== Exercise data
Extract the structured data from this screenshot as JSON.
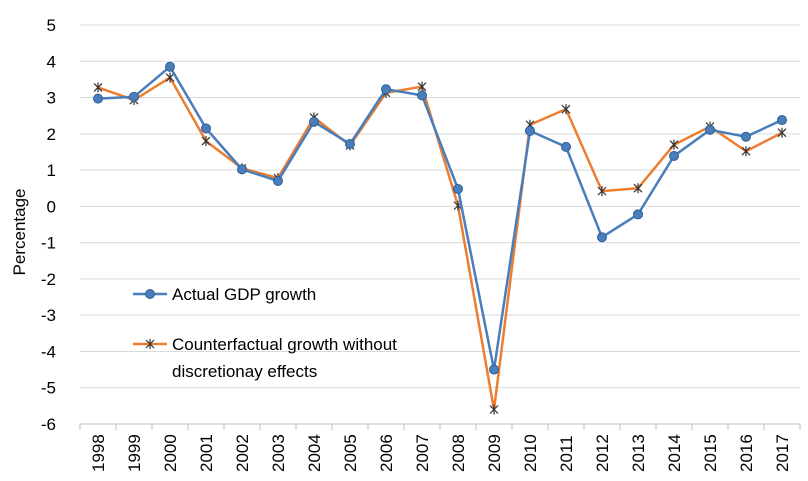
{
  "chart_data": {
    "type": "line",
    "title": "",
    "xlabel": "",
    "ylabel": "Percentage",
    "ylim": [
      -6,
      5
    ],
    "yticks": [
      5,
      4,
      3,
      2,
      1,
      0,
      -1,
      -2,
      -3,
      -4,
      -5,
      -6
    ],
    "grid": "horizontal",
    "legend_position": "lower-left",
    "categories": [
      "1998",
      "1999",
      "2000",
      "2001",
      "2002",
      "2003",
      "2004",
      "2005",
      "2006",
      "2007",
      "2008",
      "2009",
      "2010",
      "2011",
      "2012",
      "2013",
      "2014",
      "2015",
      "2016",
      "2017"
    ],
    "series": [
      {
        "name": "Actual GDP growth",
        "color": "#4a7ebb",
        "marker": "circle",
        "values": [
          2.97,
          3.02,
          3.85,
          2.15,
          1.02,
          0.7,
          2.33,
          1.72,
          3.23,
          3.06,
          0.48,
          -4.5,
          2.08,
          1.64,
          -0.85,
          -0.22,
          1.39,
          2.11,
          1.92,
          2.38
        ]
      },
      {
        "name": "Counterfactual growth without\ndiscretionay effects",
        "color": "#ed7d31",
        "marker": "star",
        "values": [
          3.28,
          2.93,
          3.55,
          1.8,
          1.05,
          0.78,
          2.45,
          1.68,
          3.13,
          3.3,
          0.02,
          -5.6,
          2.25,
          2.68,
          0.42,
          0.5,
          1.7,
          2.2,
          1.52,
          2.03
        ]
      }
    ]
  },
  "legend": {
    "actual_label": "Actual GDP growth",
    "counterfactual_line1": "Counterfactual growth without",
    "counterfactual_line2": "discretionay effects"
  }
}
====
• **Exercise brief**:
Do not copy the pictures, but repeat every line exactly.

• **Correct output**:
Extract the structured data from this screenshot as JSON.
{
  "chart_data": {
    "type": "line",
    "title": "",
    "xlabel": "",
    "ylabel": "Percentage",
    "ylim": [
      -6,
      5
    ],
    "yticks": [
      5,
      4,
      3,
      2,
      1,
      0,
      -1,
      -2,
      -3,
      -4,
      -5,
      -6
    ],
    "grid": "horizontal",
    "legend_position": "lower-left",
    "categories": [
      "1998",
      "1999",
      "2000",
      "2001",
      "2002",
      "2003",
      "2004",
      "2005",
      "2006",
      "2007",
      "2008",
      "2009",
      "2010",
      "2011",
      "2012",
      "2013",
      "2014",
      "2015",
      "2016",
      "2017"
    ],
    "series": [
      {
        "name": "Actual GDP growth",
        "color": "#4a7ebb",
        "marker": "circle",
        "values": [
          2.97,
          3.02,
          3.85,
          2.15,
          1.02,
          0.7,
          2.33,
          1.72,
          3.23,
          3.06,
          0.48,
          -4.5,
          2.08,
          1.64,
          -0.85,
          -0.22,
          1.39,
          2.11,
          1.92,
          2.38
        ]
      },
      {
        "name": "Counterfactual growth without\ndiscretionay effects",
        "color": "#ed7d31",
        "marker": "star",
        "values": [
          3.28,
          2.93,
          3.55,
          1.8,
          1.05,
          0.78,
          2.45,
          1.68,
          3.13,
          3.3,
          0.02,
          -5.6,
          2.25,
          2.68,
          0.42,
          0.5,
          1.7,
          2.2,
          1.52,
          2.03
        ]
      }
    ]
  },
  "legend": {
    "actual_label": "Actual GDP growth",
    "counterfactual_line1": "Counterfactual growth without",
    "counterfactual_line2": "discretionay effects"
  }
}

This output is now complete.